==== Provided records

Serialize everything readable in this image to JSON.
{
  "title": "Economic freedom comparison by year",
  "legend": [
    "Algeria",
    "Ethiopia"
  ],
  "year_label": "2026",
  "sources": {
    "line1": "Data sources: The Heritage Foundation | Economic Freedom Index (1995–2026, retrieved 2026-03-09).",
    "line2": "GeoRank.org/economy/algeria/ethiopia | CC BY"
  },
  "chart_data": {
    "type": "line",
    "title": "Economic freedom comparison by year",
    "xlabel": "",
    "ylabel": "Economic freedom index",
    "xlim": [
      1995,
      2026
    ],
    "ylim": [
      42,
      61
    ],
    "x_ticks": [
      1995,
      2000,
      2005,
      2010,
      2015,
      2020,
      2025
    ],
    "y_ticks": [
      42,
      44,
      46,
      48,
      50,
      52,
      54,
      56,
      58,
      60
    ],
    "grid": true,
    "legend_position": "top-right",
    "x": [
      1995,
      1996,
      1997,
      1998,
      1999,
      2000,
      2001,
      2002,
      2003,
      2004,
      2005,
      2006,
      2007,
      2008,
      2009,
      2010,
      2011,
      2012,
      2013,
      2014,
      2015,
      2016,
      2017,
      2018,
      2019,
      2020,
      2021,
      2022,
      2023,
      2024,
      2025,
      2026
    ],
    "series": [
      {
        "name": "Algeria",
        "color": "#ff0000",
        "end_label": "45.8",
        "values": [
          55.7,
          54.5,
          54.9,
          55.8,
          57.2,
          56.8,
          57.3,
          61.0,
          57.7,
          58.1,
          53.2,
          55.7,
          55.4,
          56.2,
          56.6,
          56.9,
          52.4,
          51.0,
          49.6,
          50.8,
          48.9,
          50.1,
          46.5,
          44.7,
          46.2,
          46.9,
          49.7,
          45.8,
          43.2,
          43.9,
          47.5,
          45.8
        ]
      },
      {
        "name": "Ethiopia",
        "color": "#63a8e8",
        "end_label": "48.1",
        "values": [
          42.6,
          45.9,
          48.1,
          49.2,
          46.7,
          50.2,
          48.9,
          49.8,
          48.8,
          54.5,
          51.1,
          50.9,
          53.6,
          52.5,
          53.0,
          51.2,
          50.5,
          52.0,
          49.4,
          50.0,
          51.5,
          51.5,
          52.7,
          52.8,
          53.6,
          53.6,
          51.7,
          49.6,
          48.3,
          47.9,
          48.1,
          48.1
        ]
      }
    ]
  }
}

========
==== Provided records

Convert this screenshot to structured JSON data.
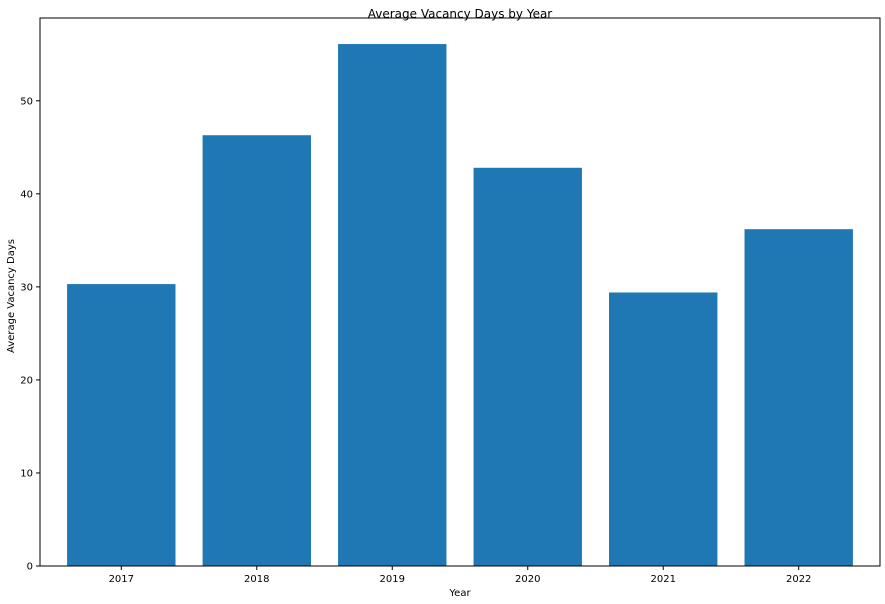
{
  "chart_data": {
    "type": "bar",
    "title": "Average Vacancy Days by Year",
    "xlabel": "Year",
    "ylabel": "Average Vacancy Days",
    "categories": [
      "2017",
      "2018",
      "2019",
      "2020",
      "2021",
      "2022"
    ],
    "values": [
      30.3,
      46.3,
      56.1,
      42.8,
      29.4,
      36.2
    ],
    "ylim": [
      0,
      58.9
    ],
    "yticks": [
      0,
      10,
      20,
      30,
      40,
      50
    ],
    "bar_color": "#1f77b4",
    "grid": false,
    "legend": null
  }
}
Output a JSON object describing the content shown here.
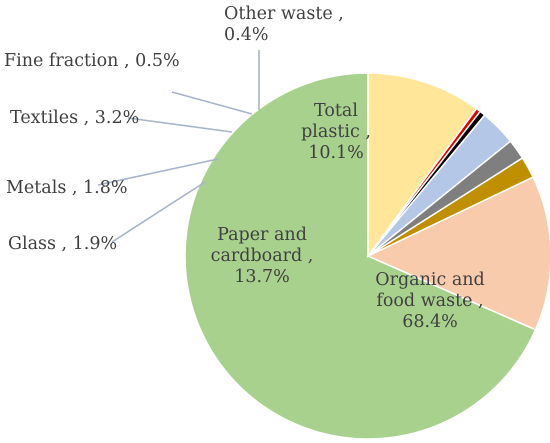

========

**Stated exercise**
Look above and copy only the lines from the one holding "Convert this screenshot" to the one holding "Output a JSON", both included, exactly, minus the pictures.

**The response**
Convert this screenshot to structured JSON data.
{
  "chart_data": {
    "type": "bar",
    "title": "Average Vacancy Days by Year",
    "xlabel": "Year",
    "ylabel": "Average Vacancy Days",
    "categories": [
      "2017",
      "2018",
      "2019",
      "2020",
      "2021",
      "2022"
    ],
    "values": [
      30.3,
      46.3,
      56.1,
      42.8,
      29.4,
      36.2
    ],
    "ylim": [
      0,
      58.9
    ],
    "yticks": [
      0,
      10,
      20,
      30,
      40,
      50
    ],
    "bar_color": "#1f77b4",
    "grid": false,
    "legend": null
  }
}
Output a JSON object describing the content shown here.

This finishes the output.